Stated task ->
Output all the material that follows, exactly as given.

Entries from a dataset
>> BEGIN
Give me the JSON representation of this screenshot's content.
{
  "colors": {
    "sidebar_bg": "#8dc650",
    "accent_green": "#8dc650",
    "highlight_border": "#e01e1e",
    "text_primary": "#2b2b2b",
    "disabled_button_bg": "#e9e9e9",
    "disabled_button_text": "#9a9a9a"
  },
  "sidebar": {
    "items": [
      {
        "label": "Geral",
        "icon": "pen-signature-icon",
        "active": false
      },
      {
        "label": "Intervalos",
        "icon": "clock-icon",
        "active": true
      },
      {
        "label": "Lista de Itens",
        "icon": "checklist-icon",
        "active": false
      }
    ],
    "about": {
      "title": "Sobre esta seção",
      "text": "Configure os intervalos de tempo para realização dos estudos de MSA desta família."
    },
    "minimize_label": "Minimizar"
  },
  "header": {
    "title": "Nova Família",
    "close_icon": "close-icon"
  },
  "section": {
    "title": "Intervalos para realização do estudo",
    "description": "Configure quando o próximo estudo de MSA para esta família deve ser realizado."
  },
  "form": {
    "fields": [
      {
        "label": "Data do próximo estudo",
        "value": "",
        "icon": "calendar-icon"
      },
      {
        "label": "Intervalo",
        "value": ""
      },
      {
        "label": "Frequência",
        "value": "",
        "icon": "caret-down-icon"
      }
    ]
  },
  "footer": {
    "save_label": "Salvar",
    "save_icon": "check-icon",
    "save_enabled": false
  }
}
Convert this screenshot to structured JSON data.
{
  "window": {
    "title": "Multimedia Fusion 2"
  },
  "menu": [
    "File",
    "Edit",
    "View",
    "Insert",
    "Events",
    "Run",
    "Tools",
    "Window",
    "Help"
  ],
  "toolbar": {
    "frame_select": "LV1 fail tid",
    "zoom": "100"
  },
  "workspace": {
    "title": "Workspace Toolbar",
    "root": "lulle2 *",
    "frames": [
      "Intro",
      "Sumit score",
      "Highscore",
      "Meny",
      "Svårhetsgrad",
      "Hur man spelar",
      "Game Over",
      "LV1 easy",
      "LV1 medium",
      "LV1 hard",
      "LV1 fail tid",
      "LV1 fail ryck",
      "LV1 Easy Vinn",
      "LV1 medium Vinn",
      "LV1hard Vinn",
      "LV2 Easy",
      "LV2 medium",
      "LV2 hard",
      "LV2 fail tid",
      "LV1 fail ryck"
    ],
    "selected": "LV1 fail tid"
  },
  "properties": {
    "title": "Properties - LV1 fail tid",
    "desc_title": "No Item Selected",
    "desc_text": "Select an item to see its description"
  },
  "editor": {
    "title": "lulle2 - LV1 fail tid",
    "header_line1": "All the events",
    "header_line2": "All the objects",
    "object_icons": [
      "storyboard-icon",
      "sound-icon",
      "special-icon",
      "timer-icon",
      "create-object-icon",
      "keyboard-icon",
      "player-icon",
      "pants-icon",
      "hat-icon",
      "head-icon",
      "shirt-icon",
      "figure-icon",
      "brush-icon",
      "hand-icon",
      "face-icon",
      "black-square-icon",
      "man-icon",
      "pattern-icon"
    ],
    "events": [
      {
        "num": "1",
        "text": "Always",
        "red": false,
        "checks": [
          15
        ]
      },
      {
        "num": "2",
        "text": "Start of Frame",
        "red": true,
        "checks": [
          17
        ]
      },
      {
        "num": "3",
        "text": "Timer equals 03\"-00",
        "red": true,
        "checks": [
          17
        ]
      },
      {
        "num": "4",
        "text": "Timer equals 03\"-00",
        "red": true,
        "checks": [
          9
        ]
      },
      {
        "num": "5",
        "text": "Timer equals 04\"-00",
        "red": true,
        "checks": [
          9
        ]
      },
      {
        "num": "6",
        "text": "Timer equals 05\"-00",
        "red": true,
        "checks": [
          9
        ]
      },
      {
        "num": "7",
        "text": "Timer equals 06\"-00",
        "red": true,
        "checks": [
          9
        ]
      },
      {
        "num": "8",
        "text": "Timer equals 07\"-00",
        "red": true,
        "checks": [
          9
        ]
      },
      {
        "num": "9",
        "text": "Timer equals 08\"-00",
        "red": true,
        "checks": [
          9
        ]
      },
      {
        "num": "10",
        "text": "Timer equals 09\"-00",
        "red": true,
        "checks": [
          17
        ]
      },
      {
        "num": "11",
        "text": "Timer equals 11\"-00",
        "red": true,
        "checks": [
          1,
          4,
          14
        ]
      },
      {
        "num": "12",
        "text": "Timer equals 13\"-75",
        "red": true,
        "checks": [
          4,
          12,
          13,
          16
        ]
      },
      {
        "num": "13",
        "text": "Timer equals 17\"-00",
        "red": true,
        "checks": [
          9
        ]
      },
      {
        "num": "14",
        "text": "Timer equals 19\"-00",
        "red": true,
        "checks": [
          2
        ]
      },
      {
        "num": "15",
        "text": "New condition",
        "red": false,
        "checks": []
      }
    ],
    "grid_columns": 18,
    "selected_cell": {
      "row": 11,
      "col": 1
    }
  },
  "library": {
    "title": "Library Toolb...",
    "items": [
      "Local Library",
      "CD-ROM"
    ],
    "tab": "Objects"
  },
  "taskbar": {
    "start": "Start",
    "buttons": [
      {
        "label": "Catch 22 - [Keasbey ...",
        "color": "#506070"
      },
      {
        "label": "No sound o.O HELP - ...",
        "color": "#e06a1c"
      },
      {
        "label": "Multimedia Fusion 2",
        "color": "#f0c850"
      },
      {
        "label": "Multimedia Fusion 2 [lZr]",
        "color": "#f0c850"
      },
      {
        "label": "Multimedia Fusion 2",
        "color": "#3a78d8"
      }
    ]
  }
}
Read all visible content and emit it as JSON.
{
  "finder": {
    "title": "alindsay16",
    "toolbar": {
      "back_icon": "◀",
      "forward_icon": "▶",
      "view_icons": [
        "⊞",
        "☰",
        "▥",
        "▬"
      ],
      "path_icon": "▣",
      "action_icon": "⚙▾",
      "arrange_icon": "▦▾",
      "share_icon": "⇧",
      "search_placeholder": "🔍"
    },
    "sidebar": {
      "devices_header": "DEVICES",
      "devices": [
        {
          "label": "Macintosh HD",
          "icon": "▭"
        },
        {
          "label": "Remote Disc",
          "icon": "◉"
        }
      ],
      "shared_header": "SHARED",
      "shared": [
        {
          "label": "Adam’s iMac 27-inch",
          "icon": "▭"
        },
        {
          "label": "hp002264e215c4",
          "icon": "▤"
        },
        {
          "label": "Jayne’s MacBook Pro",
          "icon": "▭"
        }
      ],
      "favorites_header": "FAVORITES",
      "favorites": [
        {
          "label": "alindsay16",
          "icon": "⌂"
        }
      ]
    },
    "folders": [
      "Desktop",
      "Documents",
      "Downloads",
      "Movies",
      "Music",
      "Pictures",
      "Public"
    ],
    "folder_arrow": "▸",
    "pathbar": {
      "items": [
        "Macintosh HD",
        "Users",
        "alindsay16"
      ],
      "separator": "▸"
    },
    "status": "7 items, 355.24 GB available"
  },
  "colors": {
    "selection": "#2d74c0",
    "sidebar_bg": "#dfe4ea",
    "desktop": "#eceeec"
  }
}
>> END
Task output ->
Give me the JSON representation of this screenshot's content.
{
  "colors": {
    "sidebar_bg": "#8dc650",
    "accent_green": "#8dc650",
    "highlight_border": "#e01e1e",
    "text_primary": "#2b2b2b",
    "disabled_button_bg": "#e9e9e9",
    "disabled_button_text": "#9a9a9a"
  },
  "sidebar": {
    "items": [
      {
        "label": "Geral",
        "icon": "pen-signature-icon",
        "active": false
      },
      {
        "label": "Intervalos",
        "icon": "clock-icon",
        "active": true
      },
      {
        "label": "Lista de Itens",
        "icon": "checklist-icon",
        "active": false
      }
    ],
    "about": {
      "title": "Sobre esta seção",
      "text": "Configure os intervalos de tempo para realização dos estudos de MSA desta família."
    },
    "minimize_label": "Minimizar"
  },
  "header": {
    "title": "Nova Família",
    "close_icon": "close-icon"
  },
  "section": {
    "title": "Intervalos para realização do estudo",
    "description": "Configure quando o próximo estudo de MSA para esta família deve ser realizado."
  },
  "form": {
    "fields": [
      {
        "label": "Data do próximo estudo",
        "value": "",
        "icon": "calendar-icon"
      },
      {
        "label": "Intervalo",
        "value": ""
      },
      {
        "label": "Frequência",
        "value": "",
        "icon": "caret-down-icon"
      }
    ]
  },
  "footer": {
    "save_label": "Salvar",
    "save_icon": "check-icon",
    "save_enabled": false
  }
}
Convert this screenshot to structured JSON data.
{
  "window": {
    "title": "Multimedia Fusion 2"
  },
  "menu": [
    "File",
    "Edit",
    "View",
    "Insert",
    "Events",
    "Run",
    "Tools",
    "Window",
    "Help"
  ],
  "toolbar": {
    "frame_select": "LV1 fail tid",
    "zoom": "100"
  },
  "workspace": {
    "title": "Workspace Toolbar",
    "root": "lulle2 *",
    "frames": [
      "Intro",
      "Sumit score",
      "Highscore",
      "Meny",
      "Svårhetsgrad",
      "Hur man spelar",
      "Game Over",
      "LV1 easy",
      "LV1 medium",
      "LV1 hard",
      "LV1 fail tid",
      "LV1 fail ryck",
      "LV1 Easy Vinn",
      "LV1 medium Vinn",
      "LV1hard Vinn",
      "LV2 Easy",
      "LV2 medium",
      "LV2 hard",
      "LV2 fail tid",
      "LV1 fail ryck"
    ],
    "selected": "LV1 fail tid"
  },
  "properties": {
    "title": "Properties - LV1 fail tid",
    "desc_title": "No Item Selected",
    "desc_text": "Select an item to see its description"
  },
  "editor": {
    "title": "lulle2 - LV1 fail tid",
    "header_line1": "All the events",
    "header_line2": "All the objects",
    "object_icons": [
      "storyboard-icon",
      "sound-icon",
      "special-icon",
      "timer-icon",
      "create-object-icon",
      "keyboard-icon",
      "player-icon",
      "pants-icon",
      "hat-icon",
      "head-icon",
      "shirt-icon",
      "figure-icon",
      "brush-icon",
      "hand-icon",
      "face-icon",
      "black-square-icon",
      "man-icon",
      "pattern-icon"
    ],
    "events": [
      {
        "num": "1",
        "text": "Always",
        "red": false,
        "checks": [
          15
        ]
      },
      {
        "num": "2",
        "text": "Start of Frame",
        "red": true,
        "checks": [
          17
        ]
      },
      {
        "num": "3",
        "text": "Timer equals 03\"-00",
        "red": true,
        "checks": [
          17
        ]
      },
      {
        "num": "4",
        "text": "Timer equals 03\"-00",
        "red": true,
        "checks": [
          9
        ]
      },
      {
        "num": "5",
        "text": "Timer equals 04\"-00",
        "red": true,
        "checks": [
          9
        ]
      },
      {
        "num": "6",
        "text": "Timer equals 05\"-00",
        "red": true,
        "checks": [
          9
        ]
      },
      {
        "num": "7",
        "text": "Timer equals 06\"-00",
        "red": true,
        "checks": [
          9
        ]
      },
      {
        "num": "8",
        "text": "Timer equals 07\"-00",
        "red": true,
        "checks": [
          9
        ]
      },
      {
        "num": "9",
        "text": "Timer equals 08\"-00",
        "red": true,
        "checks": [
          9
        ]
      },
      {
        "num": "10",
        "text": "Timer equals 09\"-00",
        "red": true,
        "checks": [
          17
        ]
      },
      {
        "num": "11",
        "text": "Timer equals 11\"-00",
        "red": true,
        "checks": [
          1,
          4,
          14
        ]
      },
      {
        "num": "12",
        "text": "Timer equals 13\"-75",
        "red": true,
        "checks": [
          4,
          12,
          13,
          16
        ]
      },
      {
        "num": "13",
        "text": "Timer equals 17\"-00",
        "red": true,
        "checks": [
          9
        ]
      },
      {
        "num": "14",
        "text": "Timer equals 19\"-00",
        "red": true,
        "checks": [
          2
        ]
      },
      {
        "num": "15",
        "text": "New condition",
        "red": false,
        "checks": []
      }
    ],
    "grid_columns": 18,
    "selected_cell": {
      "row": 11,
      "col": 1
    }
  },
  "library": {
    "title": "Library Toolb...",
    "items": [
      "Local Library",
      "CD-ROM"
    ],
    "tab": "Objects"
  },
  "taskbar": {
    "start": "Start",
    "buttons": [
      {
        "label": "Catch 22 - [Keasbey ...",
        "color": "#506070"
      },
      {
        "label": "No sound o.O HELP - ...",
        "color": "#e06a1c"
      },
      {
        "label": "Multimedia Fusion 2",
        "color": "#f0c850"
      },
      {
        "label": "Multimedia Fusion 2 [lZr]",
        "color": "#f0c850"
      },
      {
        "label": "Multimedia Fusion 2",
        "color": "#3a78d8"
      }
    ]
  }
}
Read all visible content and emit it as JSON.
{
  "finder": {
    "title": "alindsay16",
    "toolbar": {
      "back_icon": "◀",
      "forward_icon": "▶",
      "view_icons": [
        "⊞",
        "☰",
        "▥",
        "▬"
      ],
      "path_icon": "▣",
      "action_icon": "⚙▾",
      "arrange_icon": "▦▾",
      "share_icon": "⇧",
      "search_placeholder": "🔍"
    },
    "sidebar": {
      "devices_header": "DEVICES",
      "devices": [
        {
          "label": "Macintosh HD",
          "icon": "▭"
        },
        {
          "label": "Remote Disc",
          "icon": "◉"
        }
      ],
      "shared_header": "SHARED",
      "shared": [
        {
          "label": "Adam’s iMac 27-inch",
          "icon": "▭"
        },
        {
          "label": "hp002264e215c4",
          "icon": "▤"
        },
        {
          "label": "Jayne’s MacBook Pro",
          "icon": "▭"
        }
      ],
      "favorites_header": "FAVORITES",
      "favorites": [
        {
          "label": "alindsay16",
          "icon": "⌂"
        }
      ]
    },
    "folders": [
      "Desktop",
      "Documents",
      "Downloads",
      "Movies",
      "Music",
      "Pictures",
      "Public"
    ],
    "folder_arrow": "▸",
    "pathbar": {
      "items": [
        "Macintosh HD",
        "Users",
        "alindsay16"
      ],
      "separator": "▸"
    },
    "status": "7 items, 355.24 GB available"
  },
  "colors": {
    "selection": "#2d74c0",
    "sidebar_bg": "#dfe4ea",
    "desktop": "#eceeec"
  }
}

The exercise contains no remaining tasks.